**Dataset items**
------
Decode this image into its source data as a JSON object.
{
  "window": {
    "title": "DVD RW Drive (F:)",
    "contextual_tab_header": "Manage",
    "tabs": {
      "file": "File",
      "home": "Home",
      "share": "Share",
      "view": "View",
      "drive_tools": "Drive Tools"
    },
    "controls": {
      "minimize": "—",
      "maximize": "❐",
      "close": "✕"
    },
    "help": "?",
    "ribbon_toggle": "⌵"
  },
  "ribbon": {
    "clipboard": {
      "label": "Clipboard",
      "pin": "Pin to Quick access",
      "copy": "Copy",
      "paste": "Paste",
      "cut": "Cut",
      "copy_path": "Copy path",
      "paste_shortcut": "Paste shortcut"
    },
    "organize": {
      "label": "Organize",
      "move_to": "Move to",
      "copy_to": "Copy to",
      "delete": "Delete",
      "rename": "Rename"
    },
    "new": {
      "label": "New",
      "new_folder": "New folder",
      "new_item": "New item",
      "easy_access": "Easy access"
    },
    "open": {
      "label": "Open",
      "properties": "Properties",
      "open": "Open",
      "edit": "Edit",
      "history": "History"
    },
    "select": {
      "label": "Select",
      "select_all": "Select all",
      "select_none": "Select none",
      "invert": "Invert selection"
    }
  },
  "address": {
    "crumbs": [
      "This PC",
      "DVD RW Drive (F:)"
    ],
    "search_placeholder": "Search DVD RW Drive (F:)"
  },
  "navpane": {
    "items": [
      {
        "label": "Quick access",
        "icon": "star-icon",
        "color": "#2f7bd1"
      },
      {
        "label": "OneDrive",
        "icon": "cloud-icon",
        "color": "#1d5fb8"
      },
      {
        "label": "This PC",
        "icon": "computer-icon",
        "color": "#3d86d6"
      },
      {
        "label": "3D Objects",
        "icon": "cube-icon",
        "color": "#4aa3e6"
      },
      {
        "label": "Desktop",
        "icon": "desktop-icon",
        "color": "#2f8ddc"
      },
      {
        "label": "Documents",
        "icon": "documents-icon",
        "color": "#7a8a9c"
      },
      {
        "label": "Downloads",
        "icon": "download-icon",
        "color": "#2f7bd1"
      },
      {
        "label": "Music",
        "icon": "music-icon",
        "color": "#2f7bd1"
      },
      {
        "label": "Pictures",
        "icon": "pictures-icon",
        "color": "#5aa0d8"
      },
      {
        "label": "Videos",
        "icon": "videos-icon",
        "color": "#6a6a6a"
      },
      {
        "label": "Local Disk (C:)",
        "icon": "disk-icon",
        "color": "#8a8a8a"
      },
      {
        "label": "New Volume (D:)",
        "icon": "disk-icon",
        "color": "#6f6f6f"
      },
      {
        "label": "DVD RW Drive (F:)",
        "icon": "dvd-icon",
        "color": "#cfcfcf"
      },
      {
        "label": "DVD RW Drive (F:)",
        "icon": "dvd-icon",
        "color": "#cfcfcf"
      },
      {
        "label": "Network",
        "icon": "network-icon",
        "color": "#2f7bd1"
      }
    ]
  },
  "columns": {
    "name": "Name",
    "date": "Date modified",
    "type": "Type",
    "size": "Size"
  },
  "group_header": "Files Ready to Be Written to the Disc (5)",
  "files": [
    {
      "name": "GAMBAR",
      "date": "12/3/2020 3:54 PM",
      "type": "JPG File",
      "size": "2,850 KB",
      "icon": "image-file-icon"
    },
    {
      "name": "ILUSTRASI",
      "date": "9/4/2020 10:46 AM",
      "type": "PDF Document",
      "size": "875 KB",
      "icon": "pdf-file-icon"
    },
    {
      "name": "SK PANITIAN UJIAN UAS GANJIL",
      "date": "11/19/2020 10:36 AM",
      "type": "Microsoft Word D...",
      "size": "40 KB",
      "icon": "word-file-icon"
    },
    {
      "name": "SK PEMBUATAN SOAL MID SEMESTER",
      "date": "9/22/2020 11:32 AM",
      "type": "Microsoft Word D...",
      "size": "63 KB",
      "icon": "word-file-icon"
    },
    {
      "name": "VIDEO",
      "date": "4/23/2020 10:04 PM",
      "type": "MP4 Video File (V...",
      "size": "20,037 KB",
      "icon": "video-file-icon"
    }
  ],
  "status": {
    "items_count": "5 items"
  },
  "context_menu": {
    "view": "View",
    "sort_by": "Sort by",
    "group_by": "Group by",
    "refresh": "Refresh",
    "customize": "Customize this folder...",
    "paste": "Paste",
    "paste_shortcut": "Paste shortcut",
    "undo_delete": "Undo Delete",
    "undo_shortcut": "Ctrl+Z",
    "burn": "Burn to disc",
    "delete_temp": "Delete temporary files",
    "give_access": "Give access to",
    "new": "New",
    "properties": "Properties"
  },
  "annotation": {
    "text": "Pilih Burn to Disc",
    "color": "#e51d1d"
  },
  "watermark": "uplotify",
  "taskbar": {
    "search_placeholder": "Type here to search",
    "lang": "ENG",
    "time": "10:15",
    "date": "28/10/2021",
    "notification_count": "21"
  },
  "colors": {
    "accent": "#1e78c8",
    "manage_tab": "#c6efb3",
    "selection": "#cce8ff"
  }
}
------
**EXERCISE REQUIREMENTS**
Reproduce every entry shown above, precisely as it stands.

**SOLUTION BELOW**
Decode this image into its source data as a JSON object.
{
  "window": {
    "title": "DVD RW Drive (F:)",
    "contextual_tab_header": "Manage",
    "tabs": {
      "file": "File",
      "home": "Home",
      "share": "Share",
      "view": "View",
      "drive_tools": "Drive Tools"
    },
    "controls": {
      "minimize": "—",
      "maximize": "❐",
      "close": "✕"
    },
    "help": "?",
    "ribbon_toggle": "⌵"
  },
  "ribbon": {
    "clipboard": {
      "label": "Clipboard",
      "pin": "Pin to Quick access",
      "copy": "Copy",
      "paste": "Paste",
      "cut": "Cut",
      "copy_path": "Copy path",
      "paste_shortcut": "Paste shortcut"
    },
    "organize": {
      "label": "Organize",
      "move_to": "Move to",
      "copy_to": "Copy to",
      "delete": "Delete",
      "rename": "Rename"
    },
    "new": {
      "label": "New",
      "new_folder": "New folder",
      "new_item": "New item",
      "easy_access": "Easy access"
    },
    "open": {
      "label": "Open",
      "properties": "Properties",
      "open": "Open",
      "edit": "Edit",
      "history": "History"
    },
    "select": {
      "label": "Select",
      "select_all": "Select all",
      "select_none": "Select none",
      "invert": "Invert selection"
    }
  },
  "address": {
    "crumbs": [
      "This PC",
      "DVD RW Drive (F:)"
    ],
    "search_placeholder": "Search DVD RW Drive (F:)"
  },
  "navpane": {
    "items": [
      {
        "label": "Quick access",
        "icon": "star-icon",
        "color": "#2f7bd1"
      },
      {
        "label": "OneDrive",
        "icon": "cloud-icon",
        "color": "#1d5fb8"
      },
      {
        "label": "This PC",
        "icon": "computer-icon",
        "color": "#3d86d6"
      },
      {
        "label": "3D Objects",
        "icon": "cube-icon",
        "color": "#4aa3e6"
      },
      {
        "label": "Desktop",
        "icon": "desktop-icon",
        "color": "#2f8ddc"
      },
      {
        "label": "Documents",
        "icon": "documents-icon",
        "color": "#7a8a9c"
      },
      {
        "label": "Downloads",
        "icon": "download-icon",
        "color": "#2f7bd1"
      },
      {
        "label": "Music",
        "icon": "music-icon",
        "color": "#2f7bd1"
      },
      {
        "label": "Pictures",
        "icon": "pictures-icon",
        "color": "#5aa0d8"
      },
      {
        "label": "Videos",
        "icon": "videos-icon",
        "color": "#6a6a6a"
      },
      {
        "label": "Local Disk (C:)",
        "icon": "disk-icon",
        "color": "#8a8a8a"
      },
      {
        "label": "New Volume (D:)",
        "icon": "disk-icon",
        "color": "#6f6f6f"
      },
      {
        "label": "DVD RW Drive (F:)",
        "icon": "dvd-icon",
        "color": "#cfcfcf"
      },
      {
        "label": "DVD RW Drive (F:)",
        "icon": "dvd-icon",
        "color": "#cfcfcf"
      },
      {
        "label": "Network",
        "icon": "network-icon",
        "color": "#2f7bd1"
      }
    ]
  },
  "columns": {
    "name": "Name",
    "date": "Date modified",
    "type": "Type",
    "size": "Size"
  },
  "group_header": "Files Ready to Be Written to the Disc (5)",
  "files": [
    {
      "name": "GAMBAR",
      "date": "12/3/2020 3:54 PM",
      "type": "JPG File",
      "size": "2,850 KB",
      "icon": "image-file-icon"
    },
    {
      "name": "ILUSTRASI",
      "date": "9/4/2020 10:46 AM",
      "type": "PDF Document",
      "size": "875 KB",
      "icon": "pdf-file-icon"
    },
    {
      "name": "SK PANITIAN UJIAN UAS GANJIL",
      "date": "11/19/2020 10:36 AM",
      "type": "Microsoft Word D...",
      "size": "40 KB",
      "icon": "word-file-icon"
    },
    {
      "name": "SK PEMBUATAN SOAL MID SEMESTER",
      "date": "9/22/2020 11:32 AM",
      "type": "Microsoft Word D...",
      "size": "63 KB",
      "icon": "word-file-icon"
    },
    {
      "name": "VIDEO",
      "date": "4/23/2020 10:04 PM",
      "type": "MP4 Video File (V...",
      "size": "20,037 KB",
      "icon": "video-file-icon"
    }
  ],
  "status": {
    "items_count": "5 items"
  },
  "context_menu": {
    "view": "View",
    "sort_by": "Sort by",
    "group_by": "Group by",
    "refresh": "Refresh",
    "customize": "Customize this folder...",
    "paste": "Paste",
    "paste_shortcut": "Paste shortcut",
    "undo_delete": "Undo Delete",
    "undo_shortcut": "Ctrl+Z",
    "burn": "Burn to disc",
    "delete_temp": "Delete temporary files",
    "give_access": "Give access to",
    "new": "New",
    "properties": "Properties"
  },
  "annotation": {
    "text": "Pilih Burn to Disc",
    "color": "#e51d1d"
  },
  "watermark": "uplotify",
  "taskbar": {
    "search_placeholder": "Type here to search",
    "lang": "ENG",
    "time": "10:15",
    "date": "28/10/2021",
    "notification_count": "21"
  },
  "colors": {
    "accent": "#1e78c8",
    "manage_tab": "#c6efb3",
    "selection": "#cce8ff"
  }
}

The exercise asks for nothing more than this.